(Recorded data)
* Start *

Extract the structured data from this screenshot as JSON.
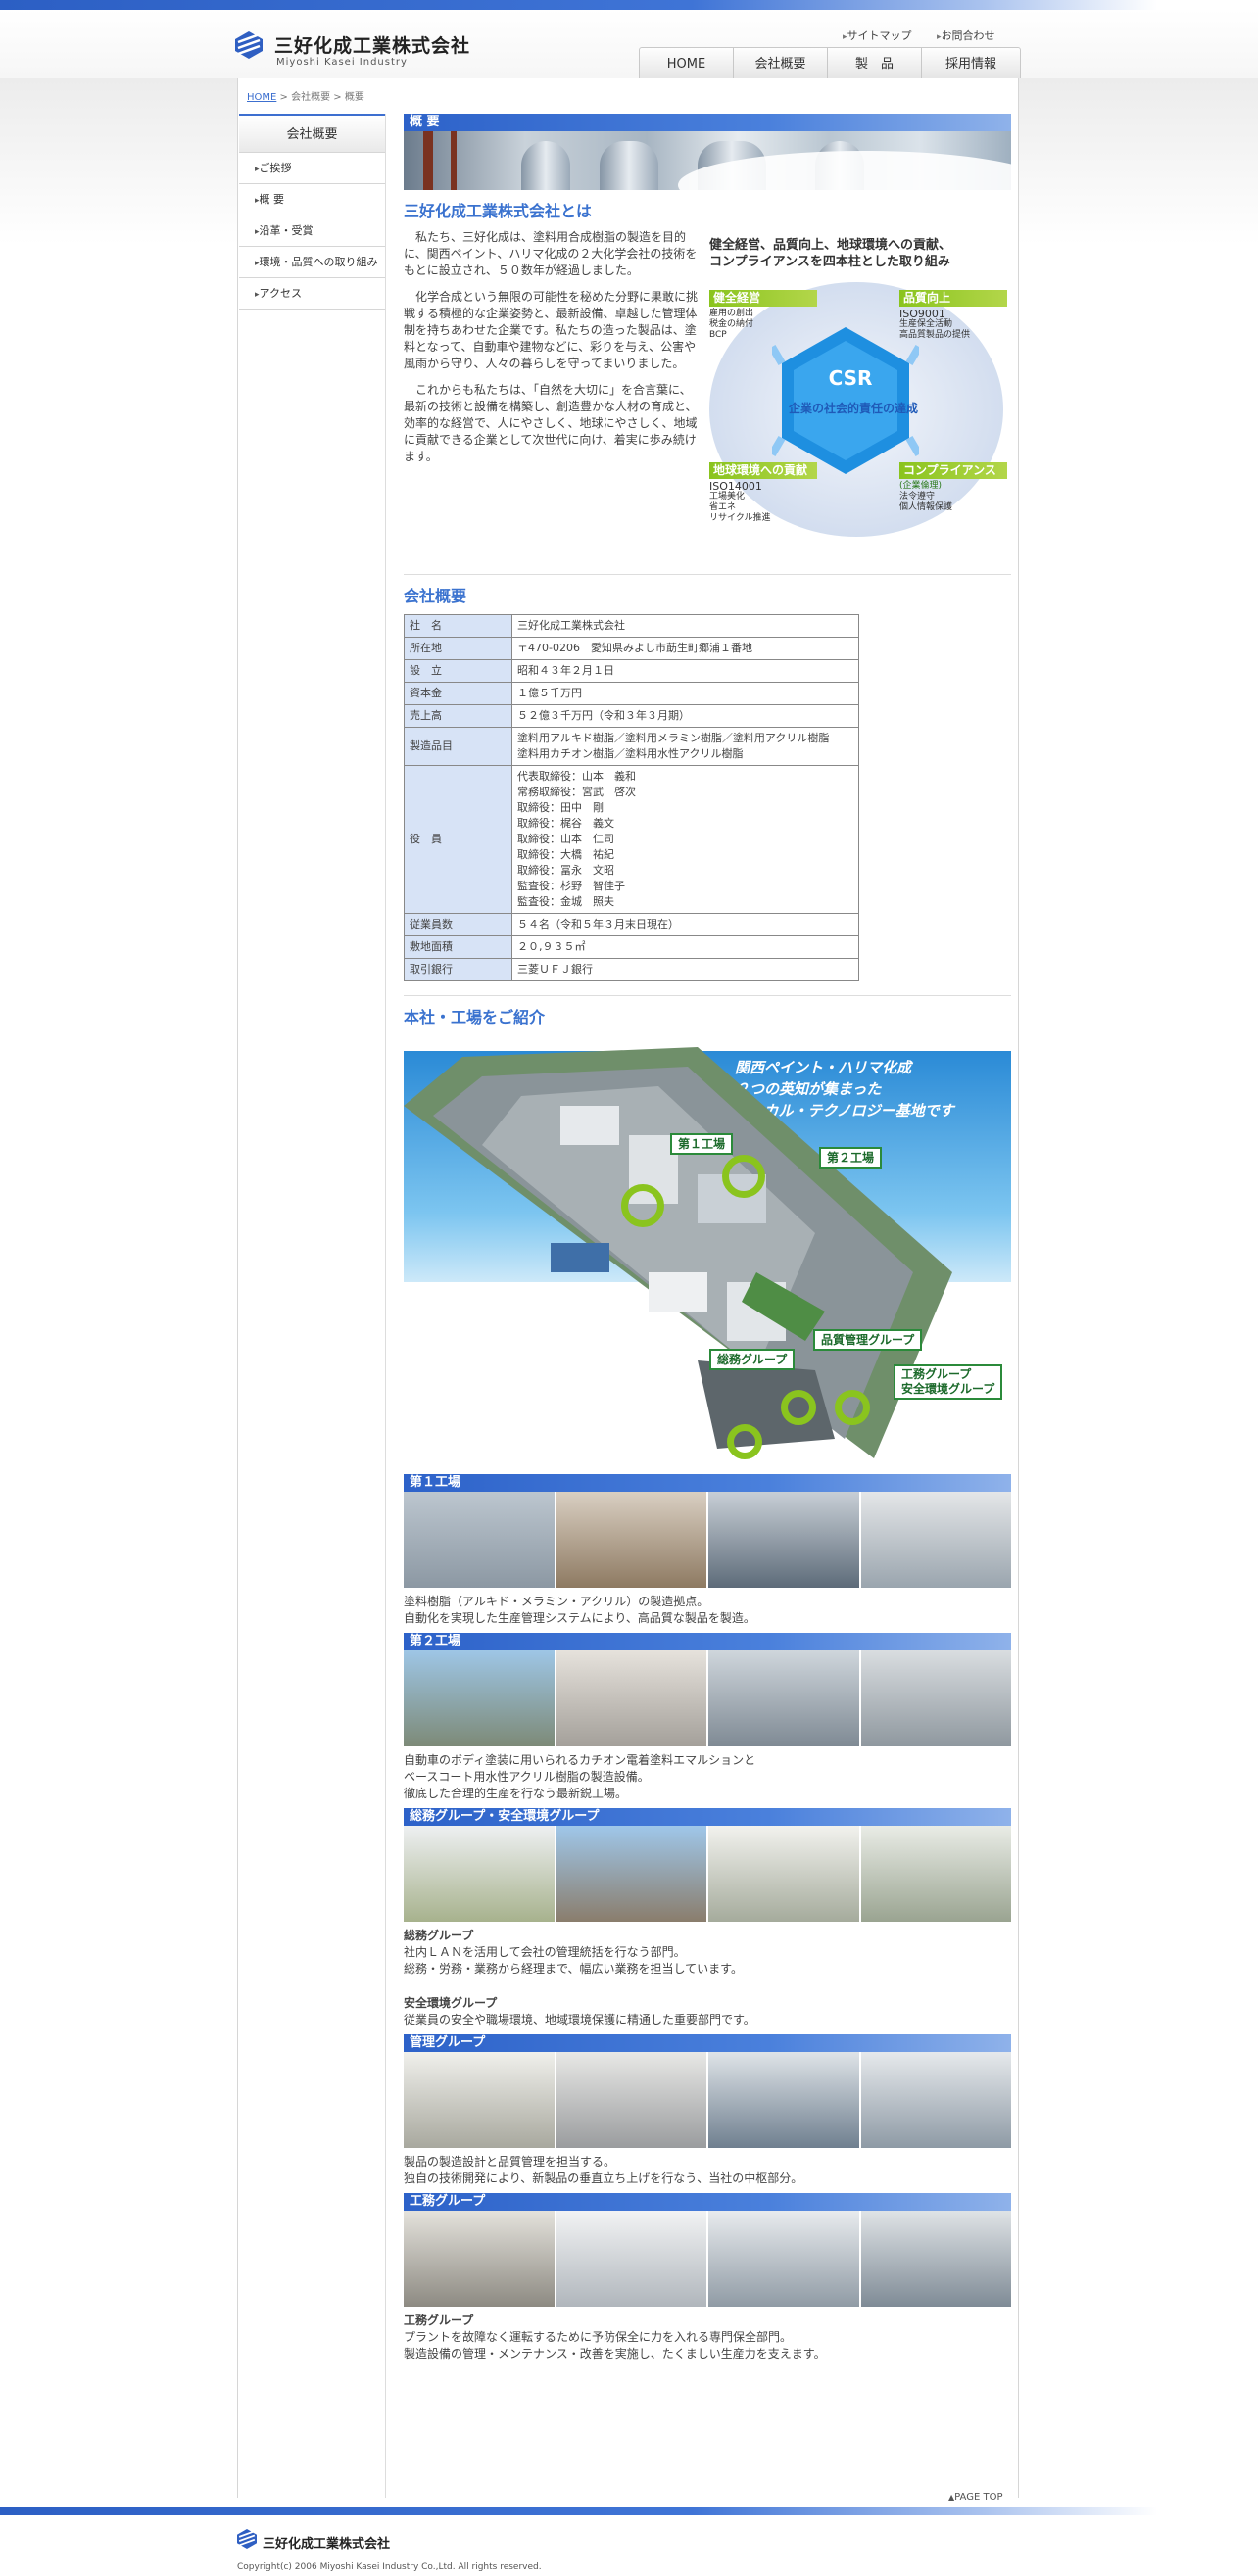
{
  "header": {
    "logo_jp": "三好化成工業株式会社",
    "logo_en": "Miyoshi Kasei Industry",
    "utility": [
      "サイトマップ",
      "お問合わせ"
    ],
    "nav": [
      "HOME",
      "会社概要",
      "製　品",
      "採用情報"
    ]
  },
  "breadcrumb": {
    "home": "HOME",
    "sep": " > ",
    "level1": "会社概要",
    "level2": "概要"
  },
  "sidebar": {
    "title": "会社概要",
    "items": [
      "ご挨拶",
      "概 要",
      "沿革・受賞",
      "環境・品質への取り組み",
      "アクセス"
    ]
  },
  "section_title": "概 要",
  "about": {
    "title": "三好化成工業株式会社とは",
    "p1": "　私たち、三好化成は、塗料用合成樹脂の製造を目的に、関西ペイント、ハリマ化成の２大化学会社の技術をもとに設立され、５０数年が経過しました。",
    "p2": "　化学合成という無限の可能性を秘めた分野に果敢に挑戦する積極的な企業姿勢と、最新設備、卓越した管理体制を持ちあわせた企業です。私たちの造った製品は、塗料となって、自動車や建物などに、彩りを与え、公害や風雨から守り、人々の暮らしを守ってまいりました。",
    "p3": "　これからも私たちは、「自然を大切に」を合言葉に、最新の技術と設備を構築し、創造豊かな人材の育成と、効率的な経営で、人にやさしく、地球にやさしく、地域に貢献できる企業として次世代に向け、着実に歩み続けます。"
  },
  "csr": {
    "heading1": "健全経営、品質向上、地球環境への貢献、",
    "heading2": "コンプライアンスを四本柱とした取り組み",
    "logo": "CSR",
    "subtitle": "企業の社会的責任の達成",
    "tl": {
      "label": "健全経営",
      "lines": [
        "雇用の創出",
        "税金の納付",
        "BCP"
      ]
    },
    "tr": {
      "label": "品質向上",
      "lines": [
        "ISO9001",
        "生産保全活動",
        "高品質製品の提供"
      ]
    },
    "bl": {
      "label": "地球環境への貢献",
      "lines": [
        "ISO14001",
        "工場美化",
        "省エネ",
        "リサイクル推進"
      ]
    },
    "br": {
      "label": "コンプライアンス",
      "sub": "(企業倫理)",
      "lines": [
        "法令遵守",
        "個人情報保護"
      ]
    }
  },
  "profile": {
    "title": "会社概要",
    "rows": [
      {
        "k": "社　名",
        "v": [
          "三好化成工業株式会社"
        ]
      },
      {
        "k": "所在地",
        "v": [
          "〒470-0206　愛知県みよし市莇生町郷浦１番地"
        ]
      },
      {
        "k": "設　立",
        "v": [
          "昭和４３年２月１日"
        ]
      },
      {
        "k": "資本金",
        "v": [
          "１億５千万円"
        ]
      },
      {
        "k": "売上高",
        "v": [
          "５２億３千万円（令和３年３月期）"
        ]
      },
      {
        "k": "製造品目",
        "v": [
          "塗料用アルキド樹脂／塗料用メラミン樹脂／塗料用アクリル樹脂",
          "塗料用カチオン樹脂／塗料用水性アクリル樹脂"
        ]
      },
      {
        "k": "役　員",
        "v": [
          "代表取締役：山本　義和",
          "常務取締役：宮武　啓次",
          "取締役：田中　剛",
          "取締役：梶谷　義文",
          "取締役：山本　仁司",
          "取締役：大橋　祐紀",
          "取締役：冨永　文昭",
          "監査役：杉野　智佳子",
          "監査役：金城　照夫"
        ]
      },
      {
        "k": "従業員数",
        "v": [
          "５４名（令和５年３月末日現在）"
        ]
      },
      {
        "k": "敷地面積",
        "v": [
          "２０,９３５㎡"
        ]
      },
      {
        "k": "取引銀行",
        "v": [
          "三菱ＵＦＪ銀行"
        ]
      }
    ]
  },
  "factory": {
    "title": "本社・工場をご紹介",
    "slogan": [
      "関西ペイント・ハリマ化成",
      "２つの英知が集まった",
      "ケミカル・テクノロジー基地です"
    ],
    "labels": {
      "f1": "第１工場",
      "f2": "第２工場",
      "gen": "総務グループ",
      "qc": "品質管理グループ",
      "eng1": "工務グループ",
      "eng2": "安全環境グループ"
    }
  },
  "units": [
    {
      "bar": "第１工場",
      "lines": [
        "塗料樹脂（アルキド・メラミン・アクリル）の製造拠点。",
        "自動化を実現した生産管理システムにより、高品質な製品を製造。"
      ]
    },
    {
      "bar": "第２工場",
      "lines": [
        "自動車のボディ塗装に用いられるカチオン電着塗料エマルションと",
        "ベースコート用水性アクリル樹脂の製造設備。",
        "徹底した合理的生産を行なう最新鋭工場。"
      ]
    },
    {
      "bar": "総務グループ・安全環境グループ",
      "groups": [
        {
          "name": "総務グループ",
          "lines": [
            "社内ＬＡＮを活用して会社の管理統括を行なう部門。",
            "総務・労務・業務から経理まで、幅広い業務を担当しています。"
          ]
        },
        {
          "name": "安全環境グループ",
          "lines": [
            "従業員の安全や職場環境、地域環境保護に精通した重要部門です。"
          ]
        }
      ]
    },
    {
      "bar": "管理グループ",
      "lines": [
        "製品の製造設計と品質管理を担当する。",
        "独自の技術開発により、新製品の垂直立ち上げを行なう、当社の中枢部分。"
      ]
    },
    {
      "bar": "工務グループ",
      "groups": [
        {
          "name": "工務グループ",
          "lines": [
            "プラントを故障なく運転するために予防保全に力を入れる専門保全部門。",
            "製造設備の管理・メンテナンス・改善を実施し、たくましい生産力を支えます。"
          ]
        }
      ]
    }
  ],
  "pagetop": "PAGE TOP",
  "footer": {
    "logo": "三好化成工業株式会社",
    "copyright": "Copyright(c) 2006 Miyoshi Kasei Industry Co.,Ltd. All rights reserved."
  },
  "colors": {
    "accent": "#3a72cf",
    "green": "#8ac41e",
    "table_key": "#d7e3f6"
  }
}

* End *

## Written task:
Filter the records for lines holding the string "Kasei". Copy each one.

## Output:
    "logo_en": "Miyoshi Kasei Industry",
    "copyright": "Copyright(c) 2006 Miyoshi Kasei Industry Co.,Ltd. All rights reserved."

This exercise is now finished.